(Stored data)
▽
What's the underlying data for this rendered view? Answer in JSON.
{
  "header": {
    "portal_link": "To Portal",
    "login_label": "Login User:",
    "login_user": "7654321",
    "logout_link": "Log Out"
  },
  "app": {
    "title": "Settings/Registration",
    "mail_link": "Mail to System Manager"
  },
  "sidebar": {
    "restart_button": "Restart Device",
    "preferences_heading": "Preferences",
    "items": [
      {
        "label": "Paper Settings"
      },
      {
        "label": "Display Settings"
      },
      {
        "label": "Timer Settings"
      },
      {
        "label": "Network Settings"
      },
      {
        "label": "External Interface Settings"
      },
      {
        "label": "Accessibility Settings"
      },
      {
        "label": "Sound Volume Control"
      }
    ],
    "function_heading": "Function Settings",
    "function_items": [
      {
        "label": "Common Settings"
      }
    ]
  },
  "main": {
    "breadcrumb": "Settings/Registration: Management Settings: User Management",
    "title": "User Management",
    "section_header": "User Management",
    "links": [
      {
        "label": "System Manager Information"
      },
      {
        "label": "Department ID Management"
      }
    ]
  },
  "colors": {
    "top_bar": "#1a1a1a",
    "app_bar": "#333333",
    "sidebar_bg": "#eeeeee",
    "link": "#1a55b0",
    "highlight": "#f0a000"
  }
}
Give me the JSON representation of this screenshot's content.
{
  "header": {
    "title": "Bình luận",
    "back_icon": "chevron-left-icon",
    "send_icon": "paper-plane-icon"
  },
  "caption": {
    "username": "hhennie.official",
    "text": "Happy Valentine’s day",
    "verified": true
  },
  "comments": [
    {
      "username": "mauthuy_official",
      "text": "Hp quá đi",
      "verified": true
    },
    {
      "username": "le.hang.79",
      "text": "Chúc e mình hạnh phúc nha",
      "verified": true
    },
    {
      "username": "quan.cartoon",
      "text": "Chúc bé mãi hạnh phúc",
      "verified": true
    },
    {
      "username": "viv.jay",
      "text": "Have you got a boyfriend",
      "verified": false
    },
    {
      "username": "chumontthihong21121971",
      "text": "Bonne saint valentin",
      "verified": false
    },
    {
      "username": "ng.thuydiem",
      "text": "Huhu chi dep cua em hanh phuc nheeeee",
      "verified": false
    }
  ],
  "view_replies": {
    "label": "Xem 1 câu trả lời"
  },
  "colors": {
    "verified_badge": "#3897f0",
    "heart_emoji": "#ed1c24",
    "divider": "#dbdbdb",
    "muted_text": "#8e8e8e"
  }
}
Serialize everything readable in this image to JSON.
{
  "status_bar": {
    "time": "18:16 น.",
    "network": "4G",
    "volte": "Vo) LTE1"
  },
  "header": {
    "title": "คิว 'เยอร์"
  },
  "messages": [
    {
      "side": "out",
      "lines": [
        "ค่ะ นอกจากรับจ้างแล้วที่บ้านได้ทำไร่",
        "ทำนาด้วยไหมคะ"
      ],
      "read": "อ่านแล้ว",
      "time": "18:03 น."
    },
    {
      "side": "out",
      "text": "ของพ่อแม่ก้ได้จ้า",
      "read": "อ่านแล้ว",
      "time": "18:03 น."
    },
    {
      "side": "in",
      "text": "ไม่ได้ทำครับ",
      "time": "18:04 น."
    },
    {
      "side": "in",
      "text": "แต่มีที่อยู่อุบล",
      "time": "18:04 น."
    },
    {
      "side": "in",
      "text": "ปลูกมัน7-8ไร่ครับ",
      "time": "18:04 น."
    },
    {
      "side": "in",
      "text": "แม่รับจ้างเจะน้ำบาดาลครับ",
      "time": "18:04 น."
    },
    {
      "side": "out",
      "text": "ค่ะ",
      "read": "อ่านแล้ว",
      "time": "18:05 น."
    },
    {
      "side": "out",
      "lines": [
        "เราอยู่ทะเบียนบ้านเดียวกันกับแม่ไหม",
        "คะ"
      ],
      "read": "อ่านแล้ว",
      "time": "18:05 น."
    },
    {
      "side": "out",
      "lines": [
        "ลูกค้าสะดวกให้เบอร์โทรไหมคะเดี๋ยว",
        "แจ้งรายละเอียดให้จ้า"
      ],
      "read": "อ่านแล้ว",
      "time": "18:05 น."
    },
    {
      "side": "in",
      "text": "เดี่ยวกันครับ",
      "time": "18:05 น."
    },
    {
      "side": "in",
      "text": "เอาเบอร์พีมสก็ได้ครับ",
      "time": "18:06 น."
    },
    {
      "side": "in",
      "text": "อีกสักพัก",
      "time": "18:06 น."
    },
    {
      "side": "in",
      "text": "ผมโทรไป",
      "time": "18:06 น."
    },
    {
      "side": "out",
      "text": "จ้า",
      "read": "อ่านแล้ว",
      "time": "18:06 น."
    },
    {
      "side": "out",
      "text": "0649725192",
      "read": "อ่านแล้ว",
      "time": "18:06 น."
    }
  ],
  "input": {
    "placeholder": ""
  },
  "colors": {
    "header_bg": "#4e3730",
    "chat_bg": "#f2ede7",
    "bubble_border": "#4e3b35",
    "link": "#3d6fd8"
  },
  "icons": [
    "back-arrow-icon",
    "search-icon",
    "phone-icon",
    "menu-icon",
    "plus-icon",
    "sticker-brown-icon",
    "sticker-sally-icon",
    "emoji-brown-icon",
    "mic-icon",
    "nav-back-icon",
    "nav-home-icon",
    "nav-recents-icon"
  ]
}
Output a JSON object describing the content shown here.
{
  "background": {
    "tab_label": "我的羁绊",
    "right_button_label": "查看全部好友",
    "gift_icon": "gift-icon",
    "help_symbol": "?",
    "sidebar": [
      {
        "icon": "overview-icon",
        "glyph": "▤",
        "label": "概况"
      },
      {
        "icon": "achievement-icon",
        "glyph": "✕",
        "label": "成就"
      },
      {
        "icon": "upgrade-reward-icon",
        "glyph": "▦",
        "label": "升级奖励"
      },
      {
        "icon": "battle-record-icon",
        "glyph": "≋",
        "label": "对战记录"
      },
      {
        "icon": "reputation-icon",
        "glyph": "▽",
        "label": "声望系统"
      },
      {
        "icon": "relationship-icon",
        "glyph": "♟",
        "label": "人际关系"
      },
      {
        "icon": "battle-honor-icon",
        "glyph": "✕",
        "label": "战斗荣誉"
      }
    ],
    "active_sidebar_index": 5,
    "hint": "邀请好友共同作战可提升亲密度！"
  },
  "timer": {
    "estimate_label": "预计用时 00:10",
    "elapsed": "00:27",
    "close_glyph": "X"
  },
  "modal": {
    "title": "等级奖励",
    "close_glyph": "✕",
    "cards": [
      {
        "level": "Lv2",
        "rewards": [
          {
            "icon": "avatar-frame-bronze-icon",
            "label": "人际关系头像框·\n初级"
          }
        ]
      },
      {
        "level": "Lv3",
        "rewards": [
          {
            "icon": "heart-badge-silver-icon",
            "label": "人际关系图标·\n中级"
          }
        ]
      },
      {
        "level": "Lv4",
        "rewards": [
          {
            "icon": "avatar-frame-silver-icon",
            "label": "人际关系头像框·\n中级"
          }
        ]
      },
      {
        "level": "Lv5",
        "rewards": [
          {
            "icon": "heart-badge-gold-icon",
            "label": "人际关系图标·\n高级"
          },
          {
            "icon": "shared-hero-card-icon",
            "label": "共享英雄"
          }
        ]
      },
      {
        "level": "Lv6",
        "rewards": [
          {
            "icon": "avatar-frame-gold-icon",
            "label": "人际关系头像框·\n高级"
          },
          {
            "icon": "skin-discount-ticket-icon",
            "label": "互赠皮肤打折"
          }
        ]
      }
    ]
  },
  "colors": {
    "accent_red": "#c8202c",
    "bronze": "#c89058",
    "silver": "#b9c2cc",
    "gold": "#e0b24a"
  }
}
△
Return each line of the data that contains the string "Manager".

    "mail_link": "Mail to System Manager"
        "label": "System Manager Information"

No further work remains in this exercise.